(Part of a data file)
--- --- ---

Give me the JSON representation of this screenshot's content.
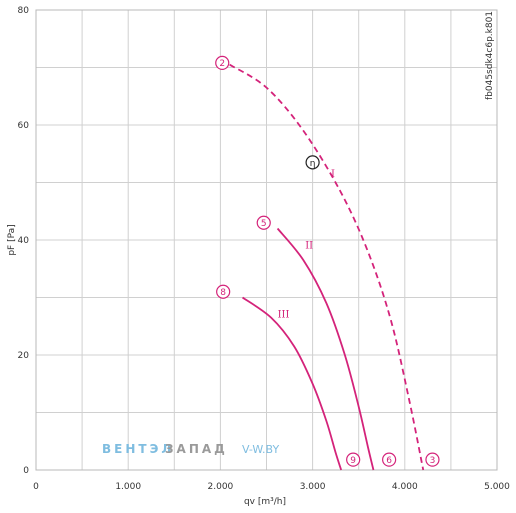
{
  "chart_data": {
    "type": "line",
    "xlabel": "qv [m³/h]",
    "ylabel": "pF [Pa]",
    "xlim": [
      0,
      5000
    ],
    "ylim": [
      0,
      80
    ],
    "x_ticks": [
      0,
      1000,
      2000,
      3000,
      4000,
      5000
    ],
    "x_tick_labels": [
      "0",
      "1.000",
      "2.000",
      "3.000",
      "4.000",
      "5.000"
    ],
    "y_ticks": [
      0,
      20,
      40,
      60,
      80
    ],
    "y_tick_labels": [
      "0",
      "20",
      "40",
      "60",
      "80"
    ],
    "grid": true,
    "code_label": "fb045sdk4c6p.k801",
    "efficiency_symbol": "η",
    "efficiency_point": {
      "x": 3000,
      "y": 53.5
    },
    "series": [
      {
        "name": "I",
        "style": "dashed",
        "color": "#d4237a",
        "label_point": {
          "x": 3200,
          "y": 51
        },
        "points": [
          [
            2100,
            70.5
          ],
          [
            2500,
            66.5
          ],
          [
            2900,
            59
          ],
          [
            3300,
            48.5
          ],
          [
            3600,
            38
          ],
          [
            3850,
            26
          ],
          [
            4050,
            12
          ],
          [
            4200,
            0
          ]
        ],
        "start_marker": {
          "label": "2",
          "x": 2020,
          "y": 70.8
        },
        "end_marker": {
          "label": "3",
          "x": 4300,
          "y": 1.8
        }
      },
      {
        "name": "II",
        "style": "solid",
        "color": "#d4237a",
        "label_point": {
          "x": 2920,
          "y": 38.5
        },
        "points": [
          [
            2620,
            42
          ],
          [
            2900,
            36.5
          ],
          [
            3150,
            29
          ],
          [
            3350,
            20
          ],
          [
            3500,
            11
          ],
          [
            3600,
            4
          ],
          [
            3660,
            0
          ]
        ],
        "start_marker": {
          "label": "5",
          "x": 2470,
          "y": 43
        },
        "end_marker": {
          "label": "6",
          "x": 3830,
          "y": 1.8
        }
      },
      {
        "name": "III",
        "style": "solid",
        "color": "#d4237a",
        "label_point": {
          "x": 2620,
          "y": 26.5
        },
        "points": [
          [
            2240,
            30
          ],
          [
            2550,
            26.5
          ],
          [
            2800,
            21.5
          ],
          [
            3000,
            15
          ],
          [
            3150,
            8.5
          ],
          [
            3250,
            3
          ],
          [
            3310,
            0
          ]
        ],
        "start_marker": {
          "label": "8",
          "x": 2030,
          "y": 31
        },
        "end_marker": {
          "label": "9",
          "x": 3440,
          "y": 1.8
        }
      }
    ]
  },
  "watermark": {
    "brand_blue": "ВЕНТЭЛ",
    "brand_gray": "ЗАПАД",
    "site": "V-W.BY",
    "blue_color": "#7fbde0",
    "gray_color": "#9a9a9a"
  }
}
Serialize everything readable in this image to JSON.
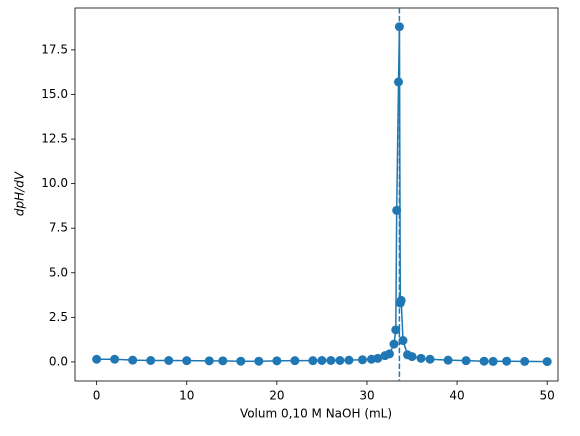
{
  "chart_data": {
    "type": "line",
    "x_label": "Volum 0,10 M NaOH (mL)",
    "y_label": "dpH/dV",
    "x": [
      0,
      2,
      4,
      6,
      8,
      10,
      12.5,
      14,
      16,
      18,
      20,
      22,
      24,
      25,
      26,
      27,
      28,
      29.5,
      30.5,
      31.2,
      32,
      32.5,
      33,
      33.2,
      33.3,
      33.5,
      33.6,
      33.7,
      33.8,
      34,
      34.5,
      35,
      36,
      37,
      39,
      41,
      43,
      44,
      45.5,
      47.5,
      50
    ],
    "series": [
      {
        "color": "#1f77b4",
        "values": [
          0.15,
          0.15,
          0.1,
          0.08,
          0.08,
          0.07,
          0.06,
          0.06,
          0.04,
          0.04,
          0.06,
          0.07,
          0.07,
          0.08,
          0.08,
          0.08,
          0.1,
          0.12,
          0.15,
          0.2,
          0.35,
          0.45,
          1.0,
          1.8,
          8.5,
          15.7,
          18.8,
          3.3,
          3.45,
          1.2,
          0.4,
          0.3,
          0.2,
          0.15,
          0.1,
          0.07,
          0.04,
          0.03,
          0.04,
          0.03,
          0.02
        ]
      }
    ],
    "vline": 33.6,
    "xlim": [
      -2.4,
      51.2
    ],
    "ylim": [
      -1.07,
      19.85
    ],
    "xticks": [
      0,
      10,
      20,
      30,
      40,
      50
    ],
    "yticks": [
      {
        "value": 0,
        "label": "0.0"
      },
      2.5,
      {
        "value": 5,
        "label": "5.0"
      },
      7.5,
      {
        "value": 10,
        "label": "10.0"
      },
      12.5,
      {
        "value": 15,
        "label": "15.0"
      },
      17.5
    ]
  }
}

--- --- ---

Task brief
Reproduce the records, all of them, word for word; omit the pictures.

Correct answer
Give me the JSON representation of this screenshot's content.
{
  "chart_data": {
    "type": "line",
    "xlabel": "qv [m³/h]",
    "ylabel": "pF [Pa]",
    "xlim": [
      0,
      5000
    ],
    "ylim": [
      0,
      80
    ],
    "x_ticks": [
      0,
      1000,
      2000,
      3000,
      4000,
      5000
    ],
    "x_tick_labels": [
      "0",
      "1.000",
      "2.000",
      "3.000",
      "4.000",
      "5.000"
    ],
    "y_ticks": [
      0,
      20,
      40,
      60,
      80
    ],
    "y_tick_labels": [
      "0",
      "20",
      "40",
      "60",
      "80"
    ],
    "grid": true,
    "code_label": "fb045sdk4c6p.k801",
    "efficiency_symbol": "η",
    "efficiency_point": {
      "x": 3000,
      "y": 53.5
    },
    "series": [
      {
        "name": "I",
        "style": "dashed",
        "color": "#d4237a",
        "label_point": {
          "x": 3200,
          "y": 51
        },
        "points": [
          [
            2100,
            70.5
          ],
          [
            2500,
            66.5
          ],
          [
            2900,
            59
          ],
          [
            3300,
            48.5
          ],
          [
            3600,
            38
          ],
          [
            3850,
            26
          ],
          [
            4050,
            12
          ],
          [
            4200,
            0
          ]
        ],
        "start_marker": {
          "label": "2",
          "x": 2020,
          "y": 70.8
        },
        "end_marker": {
          "label": "3",
          "x": 4300,
          "y": 1.8
        }
      },
      {
        "name": "II",
        "style": "solid",
        "color": "#d4237a",
        "label_point": {
          "x": 2920,
          "y": 38.5
        },
        "points": [
          [
            2620,
            42
          ],
          [
            2900,
            36.5
          ],
          [
            3150,
            29
          ],
          [
            3350,
            20
          ],
          [
            3500,
            11
          ],
          [
            3600,
            4
          ],
          [
            3660,
            0
          ]
        ],
        "start_marker": {
          "label": "5",
          "x": 2470,
          "y": 43
        },
        "end_marker": {
          "label": "6",
          "x": 3830,
          "y": 1.8
        }
      },
      {
        "name": "III",
        "style": "solid",
        "color": "#d4237a",
        "label_point": {
          "x": 2620,
          "y": 26.5
        },
        "points": [
          [
            2240,
            30
          ],
          [
            2550,
            26.5
          ],
          [
            2800,
            21.5
          ],
          [
            3000,
            15
          ],
          [
            3150,
            8.5
          ],
          [
            3250,
            3
          ],
          [
            3310,
            0
          ]
        ],
        "start_marker": {
          "label": "8",
          "x": 2030,
          "y": 31
        },
        "end_marker": {
          "label": "9",
          "x": 3440,
          "y": 1.8
        }
      }
    ]
  },
  "watermark": {
    "brand_blue": "ВЕНТЭЛ",
    "brand_gray": "ЗАПАД",
    "site": "V-W.BY",
    "blue_color": "#7fbde0",
    "gray_color": "#9a9a9a"
  }
}
Serialize everything readable in this image to JSON.
{
  "chart_data": {
    "type": "line",
    "x_label": "Volum 0,10 M NaOH (mL)",
    "y_label": "dpH/dV",
    "x": [
      0,
      2,
      4,
      6,
      8,
      10,
      12.5,
      14,
      16,
      18,
      20,
      22,
      24,
      25,
      26,
      27,
      28,
      29.5,
      30.5,
      31.2,
      32,
      32.5,
      33,
      33.2,
      33.3,
      33.5,
      33.6,
      33.7,
      33.8,
      34,
      34.5,
      35,
      36,
      37,
      39,
      41,
      43,
      44,
      45.5,
      47.5,
      50
    ],
    "series": [
      {
        "color": "#1f77b4",
        "values": [
          0.15,
          0.15,
          0.1,
          0.08,
          0.08,
          0.07,
          0.06,
          0.06,
          0.04,
          0.04,
          0.06,
          0.07,
          0.07,
          0.08,
          0.08,
          0.08,
          0.1,
          0.12,
          0.15,
          0.2,
          0.35,
          0.45,
          1.0,
          1.8,
          8.5,
          15.7,
          18.8,
          3.3,
          3.45,
          1.2,
          0.4,
          0.3,
          0.2,
          0.15,
          0.1,
          0.07,
          0.04,
          0.03,
          0.04,
          0.03,
          0.02
        ]
      }
    ],
    "vline": 33.6,
    "xlim": [
      -2.4,
      51.2
    ],
    "ylim": [
      -1.07,
      19.85
    ],
    "xticks": [
      0,
      10,
      20,
      30,
      40,
      50
    ],
    "yticks": [
      {
        "value": 0,
        "label": "0.0"
      },
      2.5,
      {
        "value": 5,
        "label": "5.0"
      },
      7.5,
      {
        "value": 10,
        "label": "10.0"
      },
      12.5,
      {
        "value": 15,
        "label": "15.0"
      },
      17.5
    ]
  }
}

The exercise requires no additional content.